[Data items]
************

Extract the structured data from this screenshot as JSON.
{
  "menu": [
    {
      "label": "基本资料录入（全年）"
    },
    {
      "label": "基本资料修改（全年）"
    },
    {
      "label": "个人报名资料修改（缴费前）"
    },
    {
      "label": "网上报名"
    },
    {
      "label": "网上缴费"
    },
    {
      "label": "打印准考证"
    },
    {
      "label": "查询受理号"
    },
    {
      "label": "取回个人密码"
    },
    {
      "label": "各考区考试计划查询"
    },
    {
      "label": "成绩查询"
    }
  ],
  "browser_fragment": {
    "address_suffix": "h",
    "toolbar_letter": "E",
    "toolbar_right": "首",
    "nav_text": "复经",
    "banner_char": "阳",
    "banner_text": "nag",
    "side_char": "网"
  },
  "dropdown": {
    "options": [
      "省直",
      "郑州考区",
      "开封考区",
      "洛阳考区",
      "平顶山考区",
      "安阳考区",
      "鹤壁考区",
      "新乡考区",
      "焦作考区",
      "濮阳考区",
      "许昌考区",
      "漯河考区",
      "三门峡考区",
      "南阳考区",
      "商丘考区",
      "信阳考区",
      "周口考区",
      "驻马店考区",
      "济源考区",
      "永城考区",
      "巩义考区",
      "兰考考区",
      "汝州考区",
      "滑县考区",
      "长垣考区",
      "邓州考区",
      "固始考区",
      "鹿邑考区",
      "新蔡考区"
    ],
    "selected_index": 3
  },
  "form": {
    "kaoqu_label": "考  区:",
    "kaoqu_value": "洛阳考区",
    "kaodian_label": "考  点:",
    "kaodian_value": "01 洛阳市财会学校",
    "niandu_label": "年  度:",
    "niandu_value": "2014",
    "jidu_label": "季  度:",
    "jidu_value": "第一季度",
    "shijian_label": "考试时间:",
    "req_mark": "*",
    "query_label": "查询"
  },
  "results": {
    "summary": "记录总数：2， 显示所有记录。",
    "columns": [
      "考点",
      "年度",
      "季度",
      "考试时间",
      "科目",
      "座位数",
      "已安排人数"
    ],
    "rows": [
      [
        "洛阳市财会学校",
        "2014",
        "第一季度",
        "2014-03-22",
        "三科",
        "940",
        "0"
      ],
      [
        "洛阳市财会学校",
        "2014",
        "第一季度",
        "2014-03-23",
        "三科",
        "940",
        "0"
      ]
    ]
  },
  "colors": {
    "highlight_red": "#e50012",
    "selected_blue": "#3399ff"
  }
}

************

• Exercise
Set down all of the data above, word for word.

• Result below
Extract the structured data from this screenshot as JSON.
{
  "menu": [
    {
      "label": "基本资料录入（全年）"
    },
    {
      "label": "基本资料修改（全年）"
    },
    {
      "label": "个人报名资料修改（缴费前）"
    },
    {
      "label": "网上报名"
    },
    {
      "label": "网上缴费"
    },
    {
      "label": "打印准考证"
    },
    {
      "label": "查询受理号"
    },
    {
      "label": "取回个人密码"
    },
    {
      "label": "各考区考试计划查询"
    },
    {
      "label": "成绩查询"
    }
  ],
  "browser_fragment": {
    "address_suffix": "h",
    "toolbar_letter": "E",
    "toolbar_right": "首",
    "nav_text": "复经",
    "banner_char": "阳",
    "banner_text": "nag",
    "side_char": "网"
  },
  "dropdown": {
    "options": [
      "省直",
      "郑州考区",
      "开封考区",
      "洛阳考区",
      "平顶山考区",
      "安阳考区",
      "鹤壁考区",
      "新乡考区",
      "焦作考区",
      "濮阳考区",
      "许昌考区",
      "漯河考区",
      "三门峡考区",
      "南阳考区",
      "商丘考区",
      "信阳考区",
      "周口考区",
      "驻马店考区",
      "济源考区",
      "永城考区",
      "巩义考区",
      "兰考考区",
      "汝州考区",
      "滑县考区",
      "长垣考区",
      "邓州考区",
      "固始考区",
      "鹿邑考区",
      "新蔡考区"
    ],
    "selected_index": 3
  },
  "form": {
    "kaoqu_label": "考  区:",
    "kaoqu_value": "洛阳考区",
    "kaodian_label": "考  点:",
    "kaodian_value": "01 洛阳市财会学校",
    "niandu_label": "年  度:",
    "niandu_value": "2014",
    "jidu_label": "季  度:",
    "jidu_value": "第一季度",
    "shijian_label": "考试时间:",
    "req_mark": "*",
    "query_label": "查询"
  },
  "results": {
    "summary": "记录总数：2， 显示所有记录。",
    "columns": [
      "考点",
      "年度",
      "季度",
      "考试时间",
      "科目",
      "座位数",
      "已安排人数"
    ],
    "rows": [
      [
        "洛阳市财会学校",
        "2014",
        "第一季度",
        "2014-03-22",
        "三科",
        "940",
        "0"
      ],
      [
        "洛阳市财会学校",
        "2014",
        "第一季度",
        "2014-03-23",
        "三科",
        "940",
        "0"
      ]
    ]
  },
  "colors": {
    "highlight_red": "#e50012",
    "selected_blue": "#3399ff"
  }
}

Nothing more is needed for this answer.